• [Structured figure records]:
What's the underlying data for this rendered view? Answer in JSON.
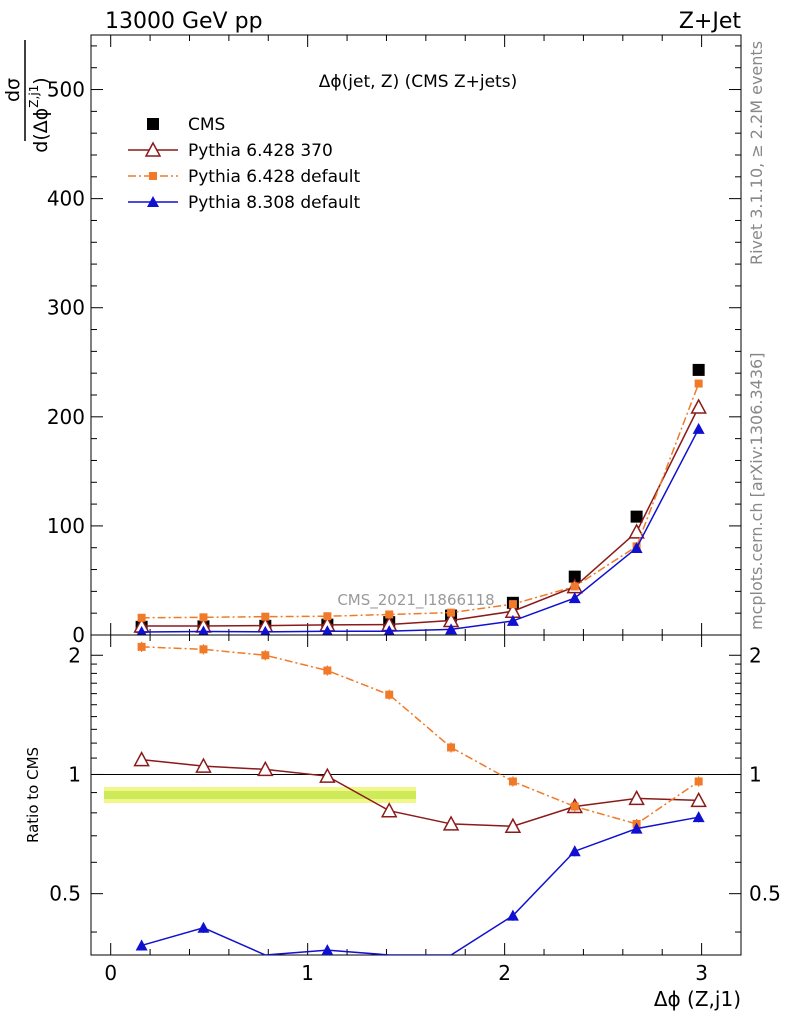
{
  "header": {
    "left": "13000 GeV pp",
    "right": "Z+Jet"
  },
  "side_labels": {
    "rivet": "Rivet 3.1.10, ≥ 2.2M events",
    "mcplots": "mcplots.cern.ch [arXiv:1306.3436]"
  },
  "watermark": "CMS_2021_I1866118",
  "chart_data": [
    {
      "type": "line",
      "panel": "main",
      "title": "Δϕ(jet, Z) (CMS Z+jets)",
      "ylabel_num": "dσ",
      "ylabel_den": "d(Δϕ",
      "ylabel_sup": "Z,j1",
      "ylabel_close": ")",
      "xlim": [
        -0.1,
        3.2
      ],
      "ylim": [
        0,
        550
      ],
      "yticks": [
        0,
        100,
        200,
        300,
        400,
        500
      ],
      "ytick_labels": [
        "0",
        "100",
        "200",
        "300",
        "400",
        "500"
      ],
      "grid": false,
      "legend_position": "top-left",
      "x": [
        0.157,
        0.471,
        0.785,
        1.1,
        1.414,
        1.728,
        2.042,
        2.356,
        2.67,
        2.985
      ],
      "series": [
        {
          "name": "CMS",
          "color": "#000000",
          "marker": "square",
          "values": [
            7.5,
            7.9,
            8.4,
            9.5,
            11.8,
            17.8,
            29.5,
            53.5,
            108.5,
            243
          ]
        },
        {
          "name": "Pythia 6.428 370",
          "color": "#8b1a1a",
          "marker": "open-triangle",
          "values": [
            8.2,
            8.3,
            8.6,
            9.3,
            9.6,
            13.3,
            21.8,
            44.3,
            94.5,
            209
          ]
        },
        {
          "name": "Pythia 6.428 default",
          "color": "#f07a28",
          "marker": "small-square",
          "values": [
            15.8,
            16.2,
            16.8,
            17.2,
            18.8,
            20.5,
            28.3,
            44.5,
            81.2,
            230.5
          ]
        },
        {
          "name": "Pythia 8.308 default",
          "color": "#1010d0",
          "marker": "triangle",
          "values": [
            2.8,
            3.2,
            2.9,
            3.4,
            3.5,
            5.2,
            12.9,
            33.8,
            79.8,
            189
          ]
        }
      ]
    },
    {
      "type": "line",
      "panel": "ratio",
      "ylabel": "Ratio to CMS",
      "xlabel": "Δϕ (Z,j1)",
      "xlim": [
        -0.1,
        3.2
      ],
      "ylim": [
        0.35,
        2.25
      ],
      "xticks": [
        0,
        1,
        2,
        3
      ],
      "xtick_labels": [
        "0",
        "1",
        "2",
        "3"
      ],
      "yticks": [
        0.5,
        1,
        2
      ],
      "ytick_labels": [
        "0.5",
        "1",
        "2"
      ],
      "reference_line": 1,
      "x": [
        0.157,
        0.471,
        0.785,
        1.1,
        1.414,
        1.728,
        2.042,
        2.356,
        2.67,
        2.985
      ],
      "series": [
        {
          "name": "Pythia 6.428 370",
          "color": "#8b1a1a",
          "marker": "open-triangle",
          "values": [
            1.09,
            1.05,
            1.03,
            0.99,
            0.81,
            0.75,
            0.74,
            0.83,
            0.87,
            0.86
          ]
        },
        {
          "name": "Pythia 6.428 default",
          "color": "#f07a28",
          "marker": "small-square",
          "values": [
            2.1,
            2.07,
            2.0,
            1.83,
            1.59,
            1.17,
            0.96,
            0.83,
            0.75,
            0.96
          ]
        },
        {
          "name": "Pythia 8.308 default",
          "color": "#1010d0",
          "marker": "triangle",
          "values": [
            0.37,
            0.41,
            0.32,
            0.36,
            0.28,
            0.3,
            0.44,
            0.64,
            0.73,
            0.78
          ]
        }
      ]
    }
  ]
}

==

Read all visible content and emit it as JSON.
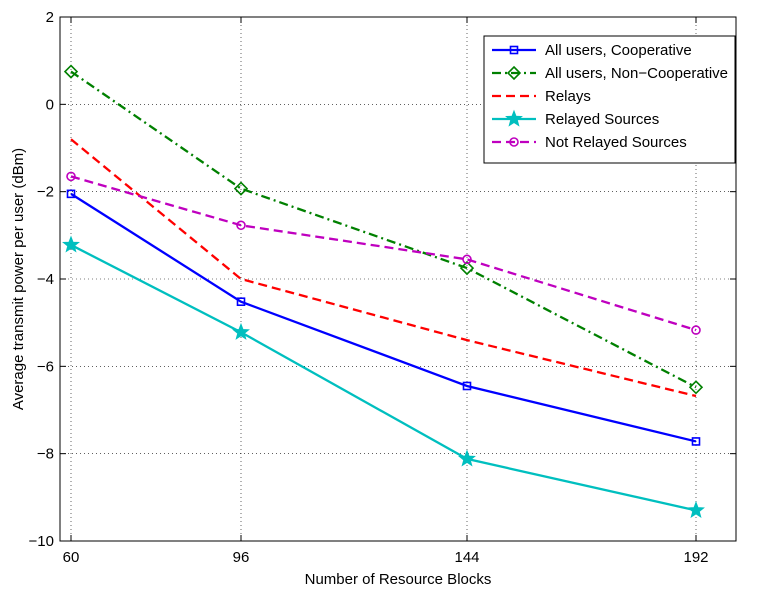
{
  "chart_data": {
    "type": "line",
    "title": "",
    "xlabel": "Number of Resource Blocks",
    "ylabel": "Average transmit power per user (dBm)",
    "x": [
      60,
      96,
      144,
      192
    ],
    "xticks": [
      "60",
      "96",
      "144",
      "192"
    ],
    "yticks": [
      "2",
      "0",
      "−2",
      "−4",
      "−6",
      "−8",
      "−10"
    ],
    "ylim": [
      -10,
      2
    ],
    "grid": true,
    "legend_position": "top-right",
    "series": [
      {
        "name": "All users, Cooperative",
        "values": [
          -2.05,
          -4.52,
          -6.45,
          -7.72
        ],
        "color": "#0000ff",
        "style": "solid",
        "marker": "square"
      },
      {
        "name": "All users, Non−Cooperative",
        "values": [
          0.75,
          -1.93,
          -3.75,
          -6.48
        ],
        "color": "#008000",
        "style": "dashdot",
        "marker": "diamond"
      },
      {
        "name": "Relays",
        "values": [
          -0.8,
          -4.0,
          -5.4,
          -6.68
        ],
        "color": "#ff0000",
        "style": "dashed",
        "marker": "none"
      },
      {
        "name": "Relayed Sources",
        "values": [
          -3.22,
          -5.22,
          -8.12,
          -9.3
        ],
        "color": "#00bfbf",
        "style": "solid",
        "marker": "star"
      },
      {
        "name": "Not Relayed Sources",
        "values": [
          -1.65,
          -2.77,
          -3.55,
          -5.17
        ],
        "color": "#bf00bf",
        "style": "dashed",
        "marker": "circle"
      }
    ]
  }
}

• [PROBLEM DESCRIPTION]:
Pull out each line of the records holding the string "square".

• [THE SOLUTION]:
          "marker": "square",
          "marker": "small-square",
          "marker": "small-square",
        "marker": "square"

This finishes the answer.